# WHAT THE TASK REQUIRES
Make an exact copy of the entries that come next.
▶
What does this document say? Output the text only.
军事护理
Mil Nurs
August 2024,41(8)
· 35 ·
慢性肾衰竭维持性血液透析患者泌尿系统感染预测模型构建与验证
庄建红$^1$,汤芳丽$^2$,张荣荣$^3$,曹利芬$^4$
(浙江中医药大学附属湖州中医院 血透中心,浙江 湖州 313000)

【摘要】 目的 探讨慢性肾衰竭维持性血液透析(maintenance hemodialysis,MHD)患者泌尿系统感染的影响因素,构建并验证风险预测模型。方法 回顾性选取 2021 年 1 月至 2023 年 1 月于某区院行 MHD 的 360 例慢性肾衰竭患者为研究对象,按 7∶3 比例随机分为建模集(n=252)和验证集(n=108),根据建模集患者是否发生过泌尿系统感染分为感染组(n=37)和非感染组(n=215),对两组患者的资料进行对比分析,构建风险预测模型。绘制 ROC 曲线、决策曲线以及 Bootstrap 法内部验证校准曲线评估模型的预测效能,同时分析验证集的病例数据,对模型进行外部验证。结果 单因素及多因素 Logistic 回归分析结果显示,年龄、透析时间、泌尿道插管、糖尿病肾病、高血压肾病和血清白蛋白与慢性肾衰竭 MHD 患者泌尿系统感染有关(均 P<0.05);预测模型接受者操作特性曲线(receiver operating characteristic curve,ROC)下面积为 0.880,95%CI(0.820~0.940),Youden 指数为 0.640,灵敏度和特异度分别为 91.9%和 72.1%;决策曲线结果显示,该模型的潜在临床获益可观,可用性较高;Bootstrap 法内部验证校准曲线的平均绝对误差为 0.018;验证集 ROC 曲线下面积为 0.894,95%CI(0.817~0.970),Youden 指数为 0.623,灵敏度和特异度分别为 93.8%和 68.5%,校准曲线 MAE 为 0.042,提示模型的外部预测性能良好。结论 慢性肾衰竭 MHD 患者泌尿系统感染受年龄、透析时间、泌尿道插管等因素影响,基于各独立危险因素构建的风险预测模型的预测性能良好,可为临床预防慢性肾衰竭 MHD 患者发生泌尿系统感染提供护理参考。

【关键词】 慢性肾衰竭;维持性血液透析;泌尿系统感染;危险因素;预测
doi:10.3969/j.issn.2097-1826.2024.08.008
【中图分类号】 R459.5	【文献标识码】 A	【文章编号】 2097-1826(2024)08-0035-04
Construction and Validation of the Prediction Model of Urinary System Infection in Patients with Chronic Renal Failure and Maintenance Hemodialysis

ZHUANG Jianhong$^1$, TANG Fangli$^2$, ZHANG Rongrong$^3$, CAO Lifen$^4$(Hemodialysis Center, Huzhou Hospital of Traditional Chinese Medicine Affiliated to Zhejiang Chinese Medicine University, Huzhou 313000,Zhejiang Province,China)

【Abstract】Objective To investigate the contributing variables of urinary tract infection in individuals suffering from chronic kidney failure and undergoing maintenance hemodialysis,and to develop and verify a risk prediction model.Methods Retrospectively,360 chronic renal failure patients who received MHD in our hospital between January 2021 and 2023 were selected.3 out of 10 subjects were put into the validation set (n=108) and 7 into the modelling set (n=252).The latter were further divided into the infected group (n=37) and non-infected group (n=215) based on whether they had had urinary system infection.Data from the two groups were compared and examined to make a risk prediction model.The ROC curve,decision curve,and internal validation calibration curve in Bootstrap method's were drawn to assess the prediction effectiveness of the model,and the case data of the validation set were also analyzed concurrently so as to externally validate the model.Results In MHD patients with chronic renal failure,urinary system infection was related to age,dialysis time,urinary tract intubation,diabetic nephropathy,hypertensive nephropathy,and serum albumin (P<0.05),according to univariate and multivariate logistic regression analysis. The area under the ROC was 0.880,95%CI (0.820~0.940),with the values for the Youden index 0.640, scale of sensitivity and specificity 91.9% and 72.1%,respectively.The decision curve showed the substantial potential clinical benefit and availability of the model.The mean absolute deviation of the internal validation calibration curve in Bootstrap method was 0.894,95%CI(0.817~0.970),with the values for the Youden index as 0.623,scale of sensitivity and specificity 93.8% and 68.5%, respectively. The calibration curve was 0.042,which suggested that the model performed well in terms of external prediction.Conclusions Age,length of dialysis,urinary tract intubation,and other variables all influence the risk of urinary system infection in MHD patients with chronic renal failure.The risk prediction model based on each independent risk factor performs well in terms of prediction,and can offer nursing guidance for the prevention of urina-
◀
# WRITTEN SOLUTION
What does this document say? Output the text only.
军事护理
Mil Nurs
August 2024,41(8)
· 35 ·
慢性肾衰竭维持性血液透析患者泌尿系统感染预测模型构建与验证
庄建红$^1$,汤芳丽$^2$,张荣荣$^3$,曹利芬$^4$
(浙江中医药大学附属湖州中医院 血透中心,浙江 湖州 313000)

【摘要】 目的 探讨慢性肾衰竭维持性血液透析(maintenance hemodialysis,MHD)患者泌尿系统感染的影响因素,构建并验证风险预测模型。方法 回顾性选取 2021 年 1 月至 2023 年 1 月于某区院行 MHD 的 360 例慢性肾衰竭患者为研究对象,按 7∶3 比例随机分为建模集(n=252)和验证集(n=108),根据建模集患者是否发生过泌尿系统感染分为感染组(n=37)和非感染组(n=215),对两组患者的资料进行对比分析,构建风险预测模型。绘制 ROC 曲线、决策曲线以及 Bootstrap 法内部验证校准曲线评估模型的预测效能,同时分析验证集的病例数据,对模型进行外部验证。结果 单因素及多因素 Logistic 回归分析结果显示,年龄、透析时间、泌尿道插管、糖尿病肾病、高血压肾病和血清白蛋白与慢性肾衰竭 MHD 患者泌尿系统感染有关(均 P<0.05);预测模型接受者操作特性曲线(receiver operating characteristic curve,ROC)下面积为 0.880,95%CI(0.820~0.940),Youden 指数为 0.640,灵敏度和特异度分别为 91.9%和 72.1%;决策曲线结果显示,该模型的潜在临床获益可观,可用性较高;Bootstrap 法内部验证校准曲线的平均绝对误差为 0.018;验证集 ROC 曲线下面积为 0.894,95%CI(0.817~0.970),Youden 指数为 0.623,灵敏度和特异度分别为 93.8%和 68.5%,校准曲线 MAE 为 0.042,提示模型的外部预测性能良好。结论 慢性肾衰竭 MHD 患者泌尿系统感染受年龄、透析时间、泌尿道插管等因素影响,基于各独立危险因素构建的风险预测模型的预测性能良好,可为临床预防慢性肾衰竭 MHD 患者发生泌尿系统感染提供护理参考。

【关键词】 慢性肾衰竭;维持性血液透析;泌尿系统感染;危险因素;预测
doi:10.3969/j.issn.2097-1826.2024.08.008
【中图分类号】 R459.5	【文献标识码】 A	【文章编号】 2097-1826(2024)08-0035-04
Construction and Validation of the Prediction Model of Urinary System Infection in Patients with Chronic Renal Failure and Maintenance Hemodialysis

ZHUANG Jianhong$^1$, TANG Fangli$^2$, ZHANG Rongrong$^3$, CAO Lifen$^4$(Hemodialysis Center, Huzhou Hospital of Traditional Chinese Medicine Affiliated to Zhejiang Chinese Medicine University, Huzhou 313000,Zhejiang Province,China)

【Abstract】Objective To investigate the contributing variables of urinary tract infection in individuals suffering from chronic kidney failure and undergoing maintenance hemodialysis,and to develop and verify a risk prediction model.Methods Retrospectively,360 chronic renal failure patients who received MHD in our hospital between January 2021 and 2023 were selected.3 out of 10 subjects were put into the validation set (n=108) and 7 into the modelling set (n=252).The latter were further divided into the infected group (n=37) and non-infected group (n=215) based on whether they had had urinary system infection.Data from the two groups were compared and examined to make a risk prediction model.The ROC curve,decision curve,and internal validation calibration curve in Bootstrap method's were drawn to assess the prediction effectiveness of the model,and the case data of the validation set were also analyzed concurrently so as to externally validate the model.Results In MHD patients with chronic renal failure,urinary system infection was related to age,dialysis time,urinary tract intubation,diabetic nephropathy,hypertensive nephropathy,and serum albumin (P<0.05),according to univariate and multivariate logistic regression analysis. The area under the ROC was 0.880,95%CI (0.820~0.940),with the values for the Youden index 0.640, scale of sensitivity and specificity 91.9% and 72.1%,respectively.The decision curve showed the substantial potential clinical benefit and availability of the model.The mean absolute deviation of the internal validation calibration curve in Bootstrap method was 0.894,95%CI(0.817~0.970),with the values for the Youden index as 0.623,scale of sensitivity and specificity 93.8% and 68.5%, respectively. The calibration curve was 0.042,which suggested that the model performed well in terms of external prediction.Conclusions Age,length of dialysis,urinary tract intubation,and other variables all influence the risk of urinary system infection in MHD patients with chronic renal failure.The risk prediction model based on each independent risk factor performs well in terms of prediction,and can offer nursing guidance for the prevention of urina-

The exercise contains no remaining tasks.